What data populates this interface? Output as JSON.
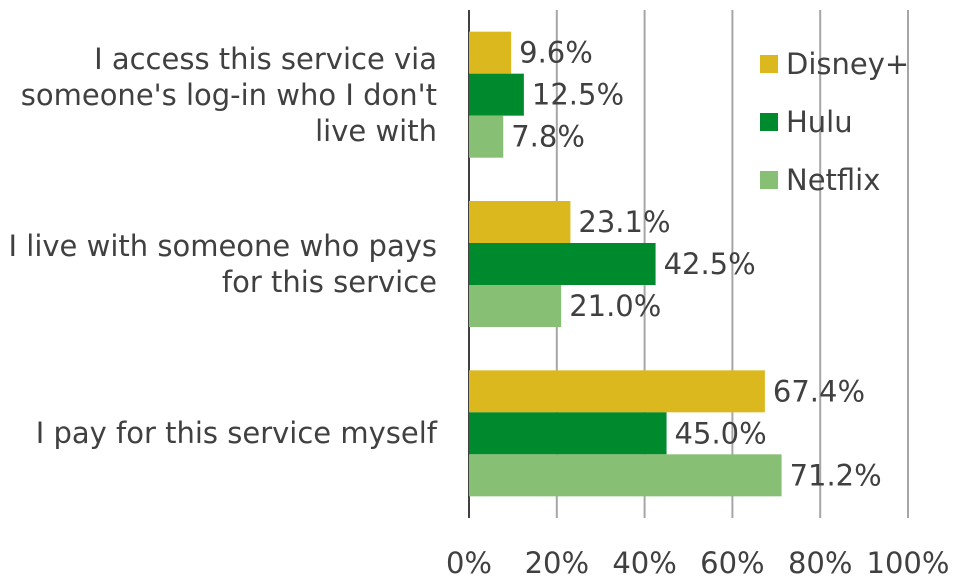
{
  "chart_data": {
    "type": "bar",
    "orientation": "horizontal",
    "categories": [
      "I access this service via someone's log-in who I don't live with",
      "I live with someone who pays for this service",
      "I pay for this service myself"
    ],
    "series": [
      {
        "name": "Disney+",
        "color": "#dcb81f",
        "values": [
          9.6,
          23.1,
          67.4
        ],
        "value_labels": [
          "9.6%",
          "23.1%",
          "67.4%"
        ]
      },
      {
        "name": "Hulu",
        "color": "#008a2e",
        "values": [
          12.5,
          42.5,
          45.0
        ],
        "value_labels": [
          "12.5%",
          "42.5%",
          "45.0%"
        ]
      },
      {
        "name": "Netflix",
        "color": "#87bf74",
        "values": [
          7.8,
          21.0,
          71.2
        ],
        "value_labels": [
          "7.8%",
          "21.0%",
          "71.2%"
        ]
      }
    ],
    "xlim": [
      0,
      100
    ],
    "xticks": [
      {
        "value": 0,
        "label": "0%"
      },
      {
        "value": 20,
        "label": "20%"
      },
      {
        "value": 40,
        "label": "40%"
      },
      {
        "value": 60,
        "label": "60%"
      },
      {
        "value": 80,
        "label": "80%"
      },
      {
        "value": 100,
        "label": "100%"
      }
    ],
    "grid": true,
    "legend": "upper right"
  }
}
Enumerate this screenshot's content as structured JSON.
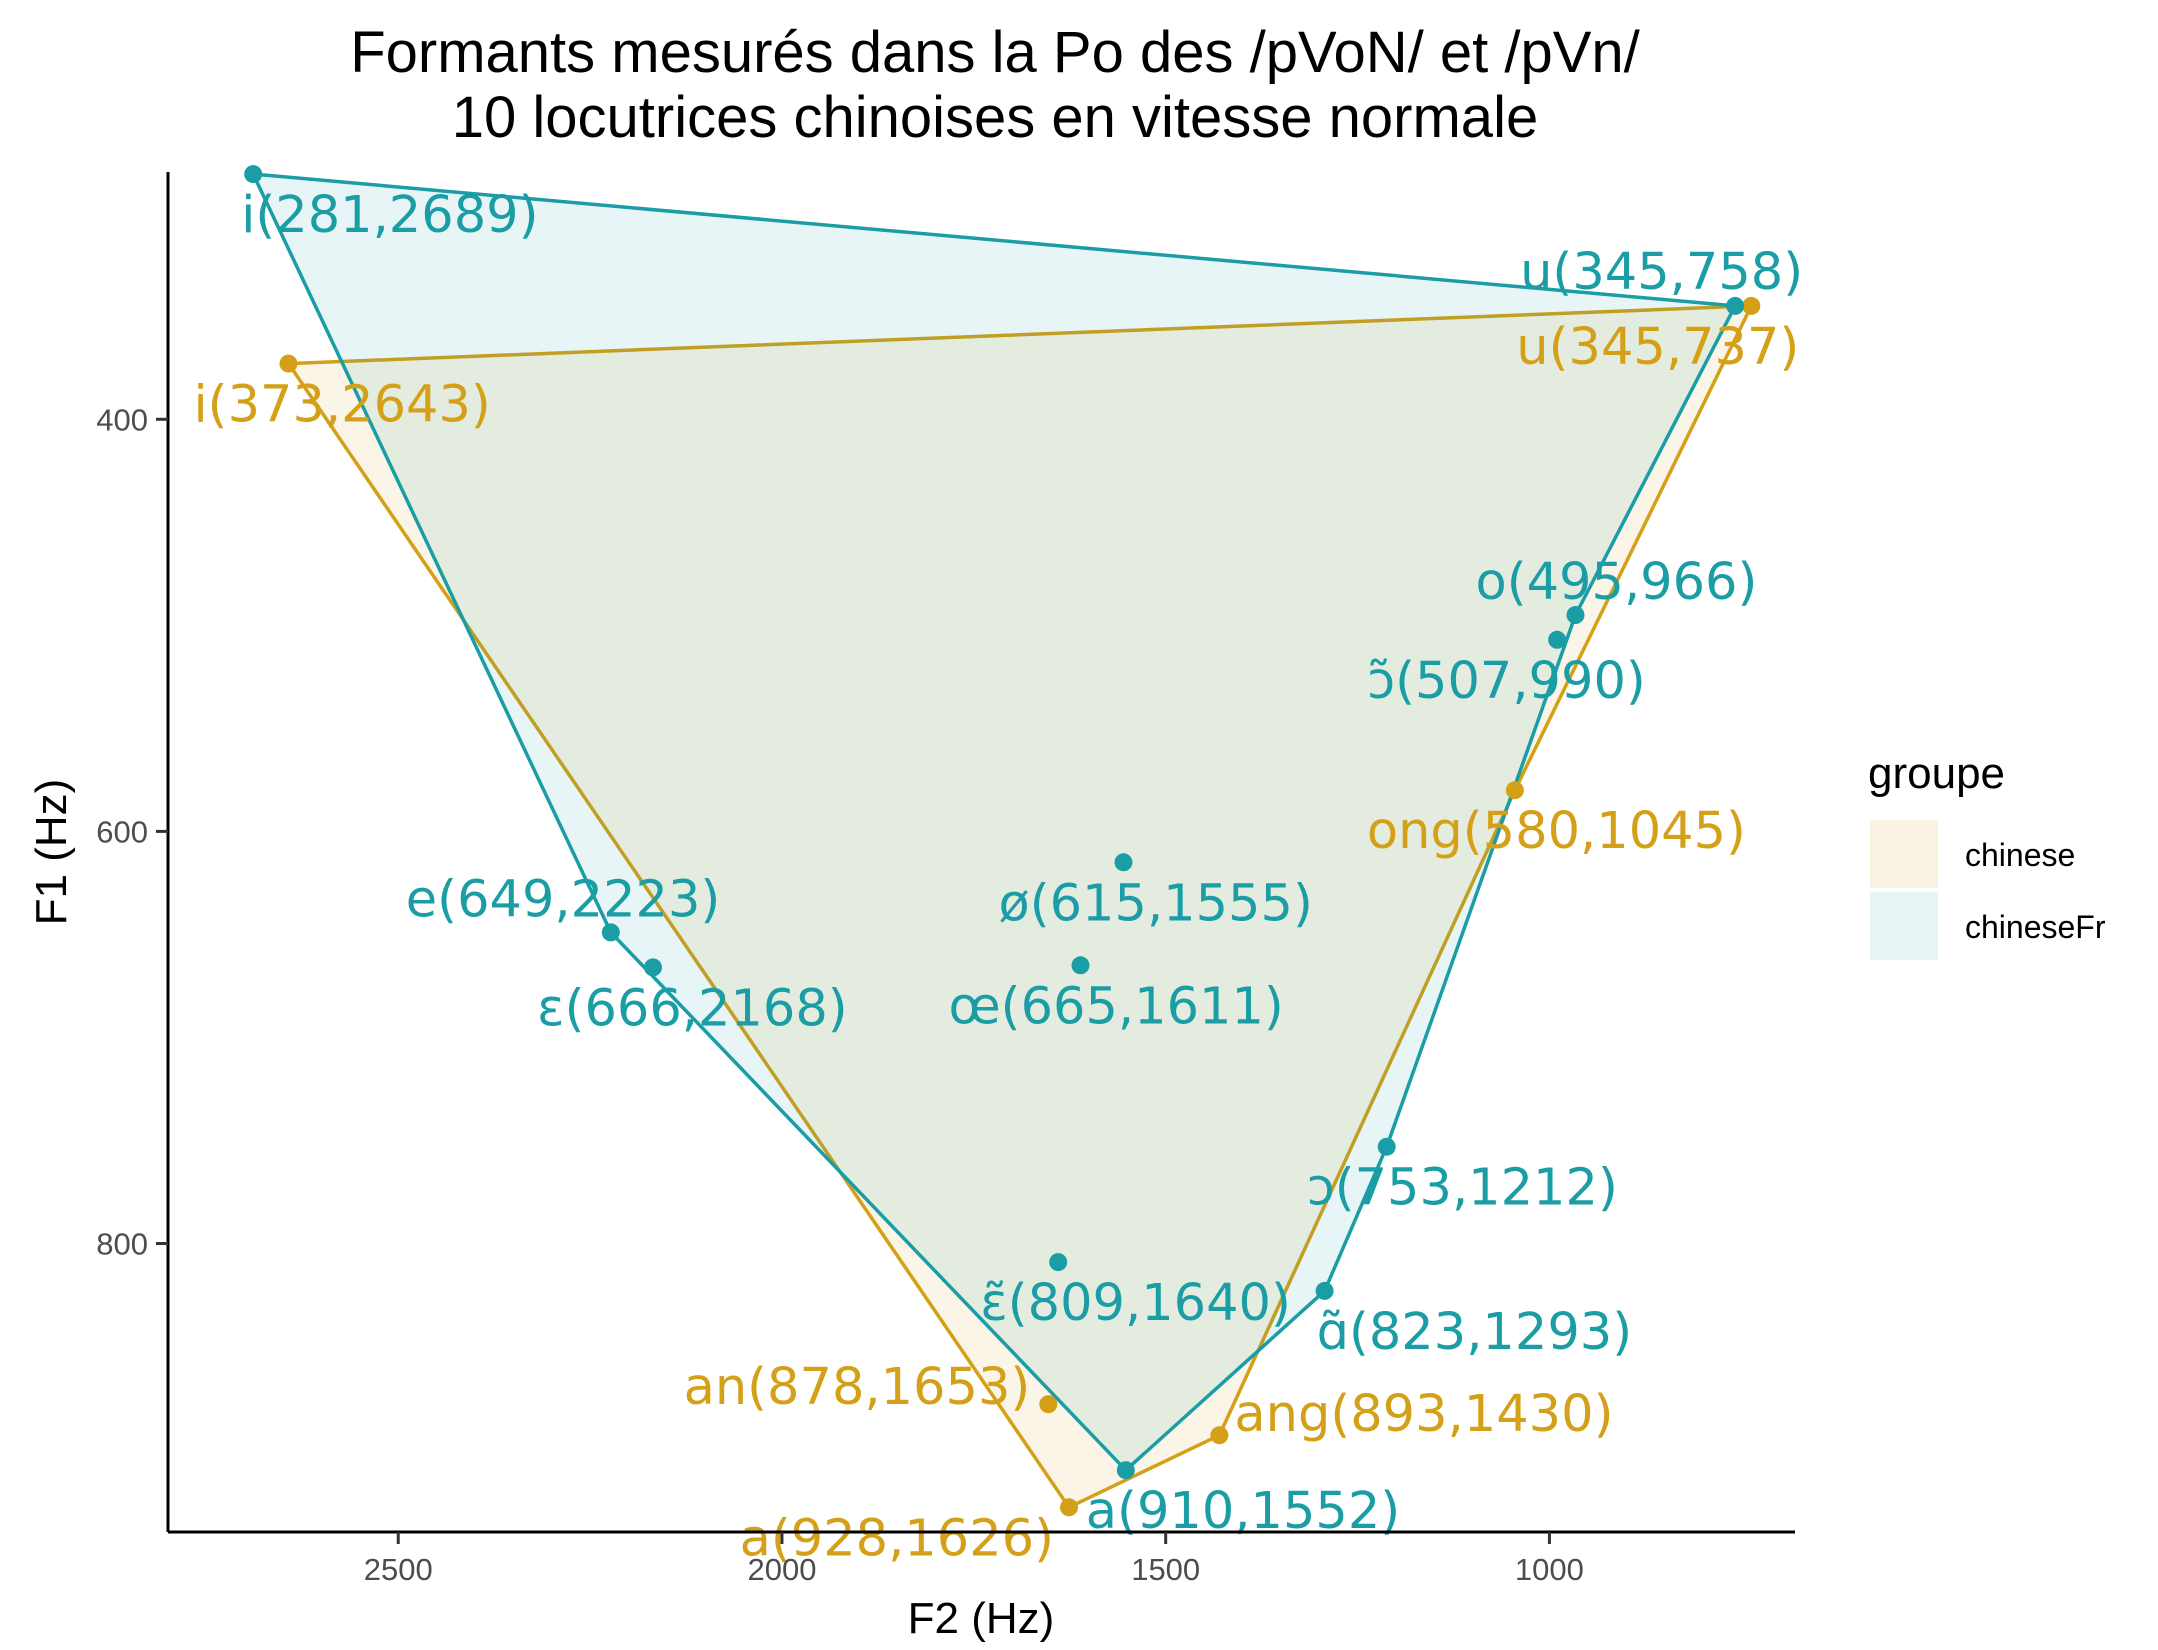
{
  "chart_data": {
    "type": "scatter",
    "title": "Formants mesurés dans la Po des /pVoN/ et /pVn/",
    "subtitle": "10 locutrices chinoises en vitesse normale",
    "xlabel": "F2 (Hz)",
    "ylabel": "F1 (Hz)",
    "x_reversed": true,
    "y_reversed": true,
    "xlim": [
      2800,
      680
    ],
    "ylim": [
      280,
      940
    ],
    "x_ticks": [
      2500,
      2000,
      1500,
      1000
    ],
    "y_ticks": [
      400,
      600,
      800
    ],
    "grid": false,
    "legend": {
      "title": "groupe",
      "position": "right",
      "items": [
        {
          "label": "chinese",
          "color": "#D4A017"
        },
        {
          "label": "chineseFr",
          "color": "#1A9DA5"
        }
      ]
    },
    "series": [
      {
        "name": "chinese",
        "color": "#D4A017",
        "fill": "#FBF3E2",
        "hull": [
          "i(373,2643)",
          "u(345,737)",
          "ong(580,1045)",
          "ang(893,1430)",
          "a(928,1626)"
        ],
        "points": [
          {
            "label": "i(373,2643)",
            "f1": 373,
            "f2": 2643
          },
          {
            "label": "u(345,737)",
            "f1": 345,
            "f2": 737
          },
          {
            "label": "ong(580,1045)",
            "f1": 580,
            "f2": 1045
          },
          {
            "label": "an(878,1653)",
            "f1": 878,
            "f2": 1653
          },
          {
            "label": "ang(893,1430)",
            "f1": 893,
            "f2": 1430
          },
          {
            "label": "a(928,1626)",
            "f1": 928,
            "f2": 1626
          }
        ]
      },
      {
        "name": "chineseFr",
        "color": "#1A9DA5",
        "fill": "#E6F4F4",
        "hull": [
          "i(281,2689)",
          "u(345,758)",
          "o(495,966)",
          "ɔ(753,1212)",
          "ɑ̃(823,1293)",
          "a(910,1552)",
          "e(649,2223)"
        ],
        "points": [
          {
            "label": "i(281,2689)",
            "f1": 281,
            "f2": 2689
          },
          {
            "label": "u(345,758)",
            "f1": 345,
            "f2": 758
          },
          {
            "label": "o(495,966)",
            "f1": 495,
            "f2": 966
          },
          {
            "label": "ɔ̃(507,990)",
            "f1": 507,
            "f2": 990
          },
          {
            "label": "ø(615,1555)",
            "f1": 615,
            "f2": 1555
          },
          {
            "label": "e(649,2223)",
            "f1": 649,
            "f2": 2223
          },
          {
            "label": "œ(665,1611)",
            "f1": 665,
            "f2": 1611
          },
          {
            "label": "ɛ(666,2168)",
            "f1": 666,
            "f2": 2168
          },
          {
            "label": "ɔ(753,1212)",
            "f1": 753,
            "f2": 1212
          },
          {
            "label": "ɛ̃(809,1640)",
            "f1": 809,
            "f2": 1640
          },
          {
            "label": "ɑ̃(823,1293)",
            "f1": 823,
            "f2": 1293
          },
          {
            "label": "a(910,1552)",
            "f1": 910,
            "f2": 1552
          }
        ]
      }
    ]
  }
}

---

GIVEN REQUEST>
All the lines above are to be reproduced exactly, except the pictures.

PROBLEM SOLUTION>
What data populates this interface? Output as JSON.
{
  "chart_data": {
    "type": "bar",
    "orientation": "horizontal",
    "categories": [
      "I access this service via someone's log-in who I don't live with",
      "I live with someone who pays for this service",
      "I pay for this service myself"
    ],
    "series": [
      {
        "name": "Disney+",
        "color": "#dcb81f",
        "values": [
          9.6,
          23.1,
          67.4
        ],
        "value_labels": [
          "9.6%",
          "23.1%",
          "67.4%"
        ]
      },
      {
        "name": "Hulu",
        "color": "#008a2e",
        "values": [
          12.5,
          42.5,
          45.0
        ],
        "value_labels": [
          "12.5%",
          "42.5%",
          "45.0%"
        ]
      },
      {
        "name": "Netflix",
        "color": "#87bf74",
        "values": [
          7.8,
          21.0,
          71.2
        ],
        "value_labels": [
          "7.8%",
          "21.0%",
          "71.2%"
        ]
      }
    ],
    "xlim": [
      0,
      100
    ],
    "xticks": [
      {
        "value": 0,
        "label": "0%"
      },
      {
        "value": 20,
        "label": "20%"
      },
      {
        "value": 40,
        "label": "40%"
      },
      {
        "value": 60,
        "label": "60%"
      },
      {
        "value": 80,
        "label": "80%"
      },
      {
        "value": 100,
        "label": "100%"
      }
    ],
    "grid": true,
    "legend": "upper right"
  }
}
Enumerate this screenshot's content as structured JSON.
{
  "chart_data": {
    "type": "scatter",
    "title": "Formants mesurés dans la Po des /pVoN/ et /pVn/",
    "subtitle": "10 locutrices chinoises en vitesse normale",
    "xlabel": "F2 (Hz)",
    "ylabel": "F1 (Hz)",
    "x_reversed": true,
    "y_reversed": true,
    "xlim": [
      2800,
      680
    ],
    "ylim": [
      280,
      940
    ],
    "x_ticks": [
      2500,
      2000,
      1500,
      1000
    ],
    "y_ticks": [
      400,
      600,
      800
    ],
    "grid": false,
    "legend": {
      "title": "groupe",
      "position": "right",
      "items": [
        {
          "label": "chinese",
          "color": "#D4A017"
        },
        {
          "label": "chineseFr",
          "color": "#1A9DA5"
        }
      ]
    },
    "series": [
      {
        "name": "chinese",
        "color": "#D4A017",
        "fill": "#FBF3E2",
        "hull": [
          "i(373,2643)",
          "u(345,737)",
          "ong(580,1045)",
          "ang(893,1430)",
          "a(928,1626)"
        ],
        "points": [
          {
            "label": "i(373,2643)",
            "f1": 373,
            "f2": 2643
          },
          {
            "label": "u(345,737)",
            "f1": 345,
            "f2": 737
          },
          {
            "label": "ong(580,1045)",
            "f1": 580,
            "f2": 1045
          },
          {
            "label": "an(878,1653)",
            "f1": 878,
            "f2": 1653
          },
          {
            "label": "ang(893,1430)",
            "f1": 893,
            "f2": 1430
          },
          {
            "label": "a(928,1626)",
            "f1": 928,
            "f2": 1626
          }
        ]
      },
      {
        "name": "chineseFr",
        "color": "#1A9DA5",
        "fill": "#E6F4F4",
        "hull": [
          "i(281,2689)",
          "u(345,758)",
          "o(495,966)",
          "ɔ(753,1212)",
          "ɑ̃(823,1293)",
          "a(910,1552)",
          "e(649,2223)"
        ],
        "points": [
          {
            "label": "i(281,2689)",
            "f1": 281,
            "f2": 2689
          },
          {
            "label": "u(345,758)",
            "f1": 345,
            "f2": 758
          },
          {
            "label": "o(495,966)",
            "f1": 495,
            "f2": 966
          },
          {
            "label": "ɔ̃(507,990)",
            "f1": 507,
            "f2": 990
          },
          {
            "label": "ø(615,1555)",
            "f1": 615,
            "f2": 1555
          },
          {
            "label": "e(649,2223)",
            "f1": 649,
            "f2": 2223
          },
          {
            "label": "œ(665,1611)",
            "f1": 665,
            "f2": 1611
          },
          {
            "label": "ɛ(666,2168)",
            "f1": 666,
            "f2": 2168
          },
          {
            "label": "ɔ(753,1212)",
            "f1": 753,
            "f2": 1212
          },
          {
            "label": "ɛ̃(809,1640)",
            "f1": 809,
            "f2": 1640
          },
          {
            "label": "ɑ̃(823,1293)",
            "f1": 823,
            "f2": 1293
          },
          {
            "label": "a(910,1552)",
            "f1": 910,
            "f2": 1552
          }
        ]
      }
    ]
  }
}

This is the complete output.